TASK TO COMPLETE => Restate all of the entries exactly, dropping any pictures they hold.

##########

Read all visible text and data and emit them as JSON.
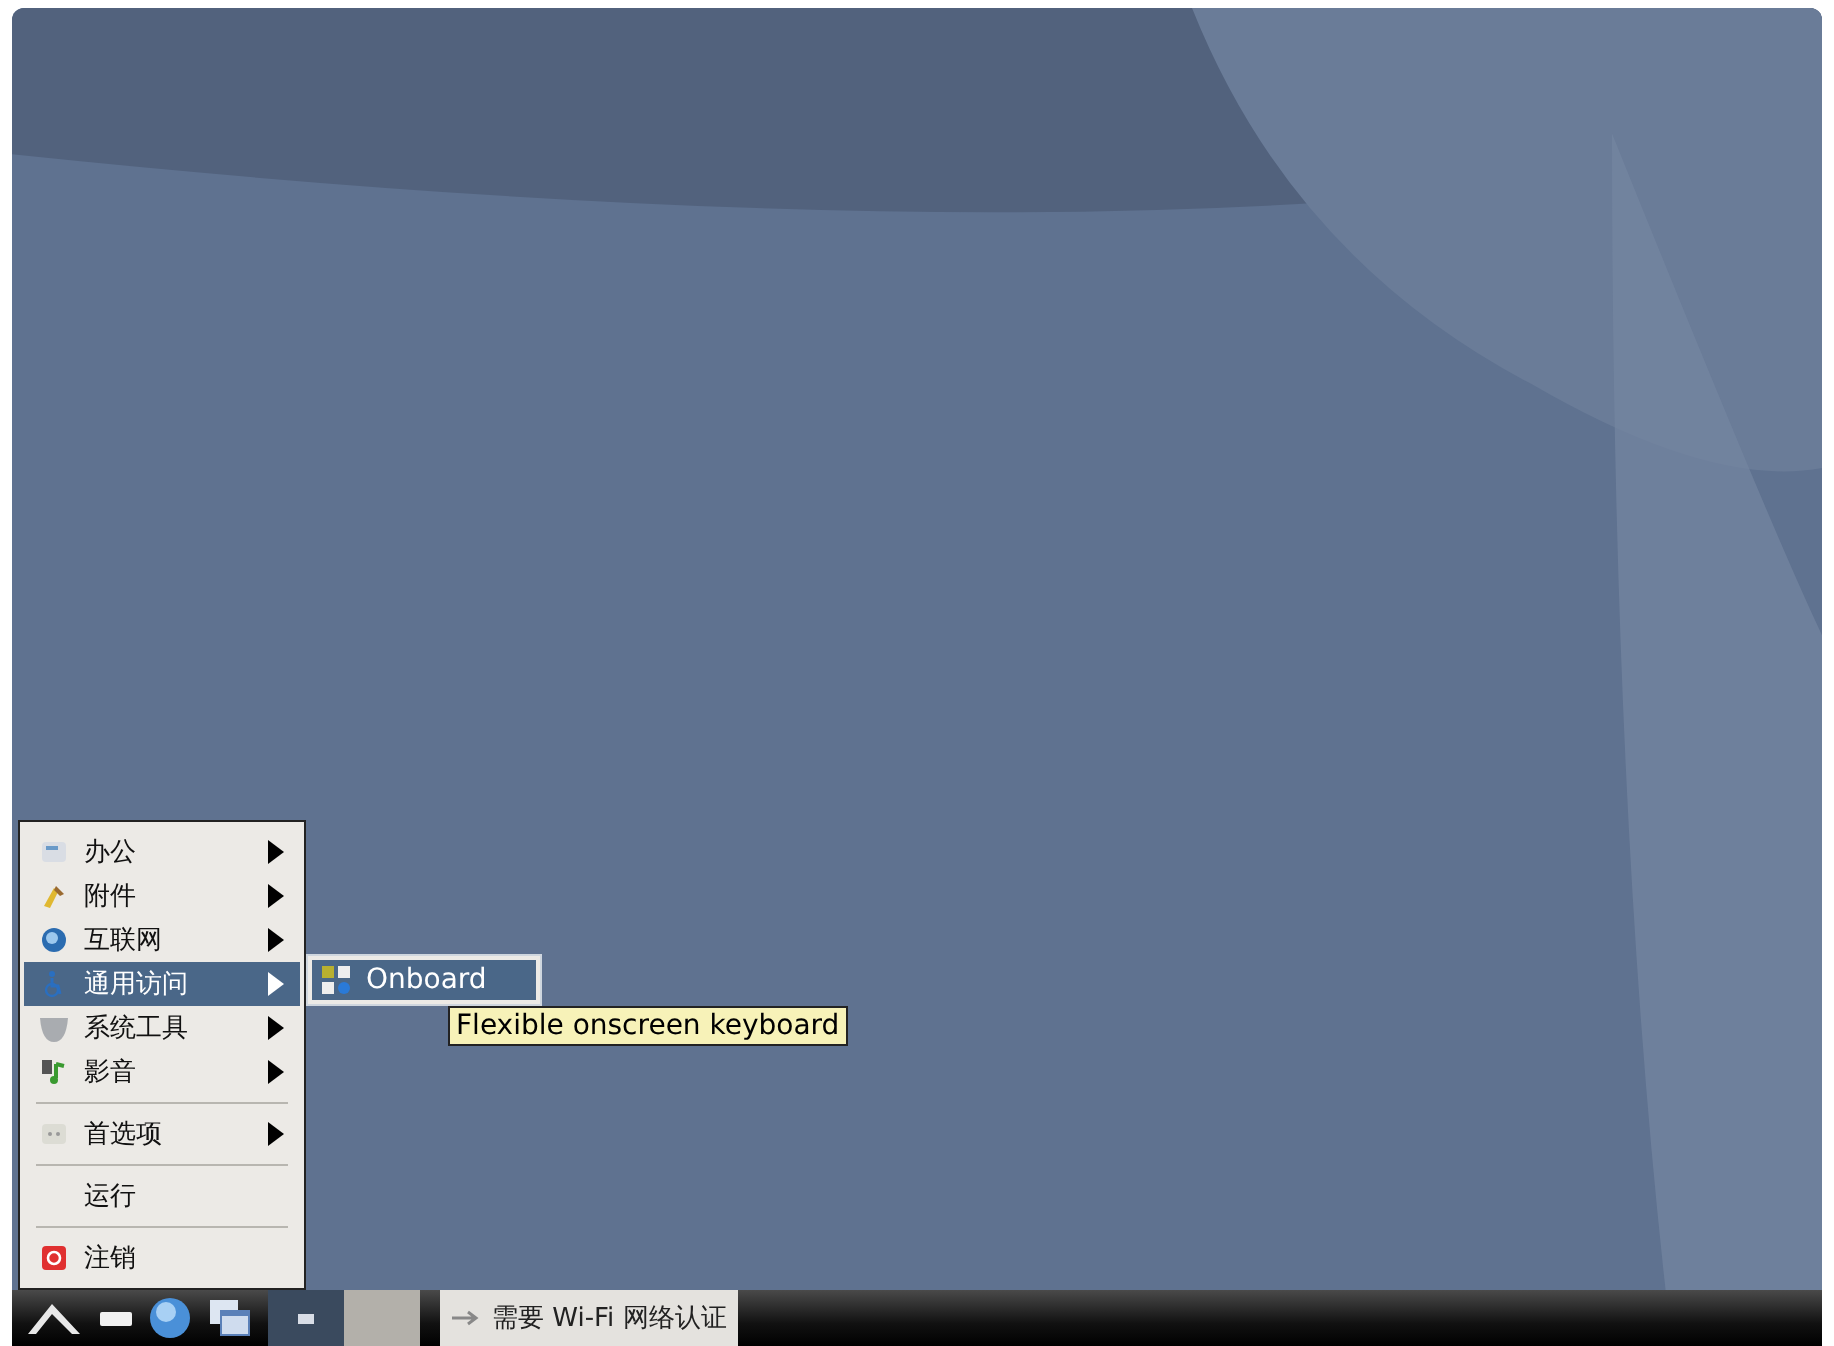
{
  "menu": {
    "items": [
      {
        "kind": "entry",
        "label": "办公",
        "submenu": true,
        "selected": false
      },
      {
        "kind": "entry",
        "label": "附件",
        "submenu": true,
        "selected": false
      },
      {
        "kind": "entry",
        "label": "互联网",
        "submenu": true,
        "selected": false
      },
      {
        "kind": "entry",
        "label": "通用访问",
        "submenu": true,
        "selected": true
      },
      {
        "kind": "entry",
        "label": "系统工具",
        "submenu": true,
        "selected": false
      },
      {
        "kind": "entry",
        "label": "影音",
        "submenu": true,
        "selected": false
      },
      {
        "kind": "separator"
      },
      {
        "kind": "entry",
        "label": "首选项",
        "submenu": true,
        "selected": false
      },
      {
        "kind": "separator"
      },
      {
        "kind": "entry",
        "label": "运行",
        "submenu": false,
        "selected": false
      },
      {
        "kind": "separator"
      },
      {
        "kind": "entry",
        "label": "注销",
        "submenu": false,
        "selected": false
      }
    ]
  },
  "submenu": {
    "items": [
      {
        "label": "Onboard",
        "selected": true
      }
    ]
  },
  "tooltip": "Flexible onscreen keyboard",
  "taskbar": {
    "desktops": [
      {
        "selected": true
      },
      {
        "selected": false
      }
    ],
    "notification": "需要 Wi-Fi 网络认证"
  }
}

##########

ANSWER IN FULL =>
Read all visible text and data and emit them as JSON.
{
  "menu": {
    "items": [
      {
        "kind": "entry",
        "label": "办公",
        "submenu": true,
        "selected": false
      },
      {
        "kind": "entry",
        "label": "附件",
        "submenu": true,
        "selected": false
      },
      {
        "kind": "entry",
        "label": "互联网",
        "submenu": true,
        "selected": false
      },
      {
        "kind": "entry",
        "label": "通用访问",
        "submenu": true,
        "selected": true
      },
      {
        "kind": "entry",
        "label": "系统工具",
        "submenu": true,
        "selected": false
      },
      {
        "kind": "entry",
        "label": "影音",
        "submenu": true,
        "selected": false
      },
      {
        "kind": "separator"
      },
      {
        "kind": "entry",
        "label": "首选项",
        "submenu": true,
        "selected": false
      },
      {
        "kind": "separator"
      },
      {
        "kind": "entry",
        "label": "运行",
        "submenu": false,
        "selected": false
      },
      {
        "kind": "separator"
      },
      {
        "kind": "entry",
        "label": "注销",
        "submenu": false,
        "selected": false
      }
    ]
  },
  "submenu": {
    "items": [
      {
        "label": "Onboard",
        "selected": true
      }
    ]
  },
  "tooltip": "Flexible onscreen keyboard",
  "taskbar": {
    "desktops": [
      {
        "selected": true
      },
      {
        "selected": false
      }
    ],
    "notification": "需要 Wi-Fi 网络认证"
  }
}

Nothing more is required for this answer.